* _REQUIRED TASK A_
In the records, rewrite the lines from the start of the records through the line containing "step-num: 3 xyxy=(40,505,56,584)", with "screenshot" switched to "screen capture" and nothing else altered.

* _READING TEXT_
Before Installing Cisco Broadband Access Center
This chapter explains how to prepare for a successful installation of Cisco Broadband Access Center (Cisco BAC) and describes:
•Cisco BAC Components
•Installation and Startup Process
Cisco BAC Components
The Cisco BAC component installation program prompts you to install:
•Regional Distribution Unit (RDU)
The RDU is the primary server in the Cisco BAC provisioning system. You should install the RDU on a server that fulfills the requirements that are described in Chapter 1 "Overview."
–Manages the generation of device configurations.
–Processes application programming interface (API) requests for all Cisco BAC functions.
–Manages the Cisco BAC system.
When you install the RDU, the installation program also installs the administrator user interface. The program also preloads required data into the RDU database, and starts the RDU daemon through the Cisco BAC process watchdog. The SNMP agent is also installed for the RDU. For details on configuring the SNMP agent, see the Cisco Broadband Access Center DPE CLI Reference 4.1. For information on the Cisco BAC process watchdog, see the Cisco Broadband Access Center Administrator Guide 4.1.

* _DATA ROWS_

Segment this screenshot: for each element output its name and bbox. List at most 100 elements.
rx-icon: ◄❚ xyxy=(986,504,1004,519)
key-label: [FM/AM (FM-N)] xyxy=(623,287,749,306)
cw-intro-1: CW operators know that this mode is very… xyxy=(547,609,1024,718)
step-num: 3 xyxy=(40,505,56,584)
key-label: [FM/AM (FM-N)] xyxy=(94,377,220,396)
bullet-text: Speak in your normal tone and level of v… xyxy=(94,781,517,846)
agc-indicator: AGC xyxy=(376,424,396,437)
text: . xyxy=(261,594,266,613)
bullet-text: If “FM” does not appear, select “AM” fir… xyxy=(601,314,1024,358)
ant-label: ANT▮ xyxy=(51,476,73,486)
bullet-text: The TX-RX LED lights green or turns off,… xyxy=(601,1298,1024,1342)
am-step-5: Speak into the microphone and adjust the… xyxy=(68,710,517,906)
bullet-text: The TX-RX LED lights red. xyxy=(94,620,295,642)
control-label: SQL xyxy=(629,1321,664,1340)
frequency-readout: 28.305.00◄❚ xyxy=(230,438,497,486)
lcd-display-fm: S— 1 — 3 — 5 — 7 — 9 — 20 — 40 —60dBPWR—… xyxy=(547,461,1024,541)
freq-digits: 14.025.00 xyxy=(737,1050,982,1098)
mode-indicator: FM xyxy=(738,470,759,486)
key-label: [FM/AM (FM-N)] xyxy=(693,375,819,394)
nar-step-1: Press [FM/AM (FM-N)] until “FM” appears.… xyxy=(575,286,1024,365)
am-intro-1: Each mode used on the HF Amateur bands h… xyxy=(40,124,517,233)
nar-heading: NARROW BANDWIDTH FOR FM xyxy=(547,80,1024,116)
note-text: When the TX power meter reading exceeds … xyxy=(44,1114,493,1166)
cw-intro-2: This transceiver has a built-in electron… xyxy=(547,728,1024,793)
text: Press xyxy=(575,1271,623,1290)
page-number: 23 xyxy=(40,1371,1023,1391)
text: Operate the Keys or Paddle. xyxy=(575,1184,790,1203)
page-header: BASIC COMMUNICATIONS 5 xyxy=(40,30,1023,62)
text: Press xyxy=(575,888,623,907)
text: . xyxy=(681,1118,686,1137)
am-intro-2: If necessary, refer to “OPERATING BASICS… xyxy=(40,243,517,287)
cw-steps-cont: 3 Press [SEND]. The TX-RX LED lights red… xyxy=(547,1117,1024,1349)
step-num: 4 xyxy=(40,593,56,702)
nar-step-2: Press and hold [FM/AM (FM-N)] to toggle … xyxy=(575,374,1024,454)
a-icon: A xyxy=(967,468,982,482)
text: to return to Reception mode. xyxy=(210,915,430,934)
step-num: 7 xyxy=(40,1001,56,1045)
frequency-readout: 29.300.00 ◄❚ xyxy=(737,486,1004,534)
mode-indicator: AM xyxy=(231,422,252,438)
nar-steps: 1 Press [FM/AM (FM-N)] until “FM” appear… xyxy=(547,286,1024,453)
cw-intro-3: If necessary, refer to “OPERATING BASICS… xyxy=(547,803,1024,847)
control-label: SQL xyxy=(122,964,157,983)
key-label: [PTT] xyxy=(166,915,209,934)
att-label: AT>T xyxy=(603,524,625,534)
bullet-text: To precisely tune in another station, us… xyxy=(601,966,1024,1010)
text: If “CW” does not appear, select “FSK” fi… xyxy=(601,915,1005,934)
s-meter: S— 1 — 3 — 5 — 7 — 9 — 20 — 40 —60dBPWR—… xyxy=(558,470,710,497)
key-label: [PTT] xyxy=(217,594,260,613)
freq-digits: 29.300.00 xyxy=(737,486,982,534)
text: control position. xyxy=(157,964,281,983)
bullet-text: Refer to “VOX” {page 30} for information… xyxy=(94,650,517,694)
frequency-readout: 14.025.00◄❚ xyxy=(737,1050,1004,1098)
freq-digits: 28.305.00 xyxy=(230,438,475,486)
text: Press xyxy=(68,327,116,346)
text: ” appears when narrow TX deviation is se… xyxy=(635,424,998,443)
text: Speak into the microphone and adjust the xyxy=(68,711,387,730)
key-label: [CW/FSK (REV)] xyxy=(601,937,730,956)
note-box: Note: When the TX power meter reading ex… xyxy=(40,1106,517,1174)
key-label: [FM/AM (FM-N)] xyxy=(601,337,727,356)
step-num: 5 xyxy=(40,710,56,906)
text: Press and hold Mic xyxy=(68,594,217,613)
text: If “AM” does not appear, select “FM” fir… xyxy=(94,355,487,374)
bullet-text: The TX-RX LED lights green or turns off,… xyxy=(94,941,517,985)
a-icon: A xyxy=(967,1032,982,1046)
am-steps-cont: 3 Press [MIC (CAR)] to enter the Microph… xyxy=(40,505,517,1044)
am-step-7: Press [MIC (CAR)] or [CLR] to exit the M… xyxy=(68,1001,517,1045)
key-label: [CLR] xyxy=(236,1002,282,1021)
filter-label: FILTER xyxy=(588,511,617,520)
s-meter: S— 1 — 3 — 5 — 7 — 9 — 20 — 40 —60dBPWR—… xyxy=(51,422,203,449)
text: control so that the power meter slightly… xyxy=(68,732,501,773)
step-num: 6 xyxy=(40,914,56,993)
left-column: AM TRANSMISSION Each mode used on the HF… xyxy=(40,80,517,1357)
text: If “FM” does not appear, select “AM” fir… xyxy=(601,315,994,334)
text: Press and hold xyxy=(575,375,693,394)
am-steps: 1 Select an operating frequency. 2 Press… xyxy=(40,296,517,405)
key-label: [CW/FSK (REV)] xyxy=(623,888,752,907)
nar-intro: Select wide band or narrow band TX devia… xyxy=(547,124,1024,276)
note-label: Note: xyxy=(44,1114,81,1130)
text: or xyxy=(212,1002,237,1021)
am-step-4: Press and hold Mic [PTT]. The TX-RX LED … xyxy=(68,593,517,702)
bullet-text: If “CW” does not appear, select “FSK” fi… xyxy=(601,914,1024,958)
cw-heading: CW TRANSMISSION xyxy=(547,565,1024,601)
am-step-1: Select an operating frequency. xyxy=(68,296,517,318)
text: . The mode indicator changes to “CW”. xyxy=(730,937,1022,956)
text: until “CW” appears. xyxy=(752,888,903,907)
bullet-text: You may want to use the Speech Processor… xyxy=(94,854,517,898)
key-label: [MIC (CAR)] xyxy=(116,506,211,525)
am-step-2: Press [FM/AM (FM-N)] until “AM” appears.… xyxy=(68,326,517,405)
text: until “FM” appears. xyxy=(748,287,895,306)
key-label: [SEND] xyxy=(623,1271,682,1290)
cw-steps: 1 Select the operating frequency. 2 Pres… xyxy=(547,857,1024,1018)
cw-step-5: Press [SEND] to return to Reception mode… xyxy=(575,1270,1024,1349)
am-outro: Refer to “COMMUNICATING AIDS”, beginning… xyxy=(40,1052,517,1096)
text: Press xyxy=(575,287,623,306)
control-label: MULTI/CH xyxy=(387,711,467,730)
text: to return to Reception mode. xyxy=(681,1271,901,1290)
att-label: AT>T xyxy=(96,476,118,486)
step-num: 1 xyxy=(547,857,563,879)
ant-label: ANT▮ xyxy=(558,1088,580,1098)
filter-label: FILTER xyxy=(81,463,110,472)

* _REQUIRED TASK B_
According to the Cisco BAC installation text, which component is the primary server in the Cisco BAC provisioning system?

* _FINAL ANSWER A_
Segment this screen capture: for each element output its name and bbox. List at most 100 elements.
rx-icon: ◄❚ xyxy=(986,504,1004,519)
key-label: [FM/AM (FM-N)] xyxy=(623,287,749,306)
cw-intro-1: CW operators know that this mode is very… xyxy=(547,609,1024,718)
step-num: 3 xyxy=(40,505,56,584)

* _FINAL ANSWER B_
The Regional Distribution Unit (RDU).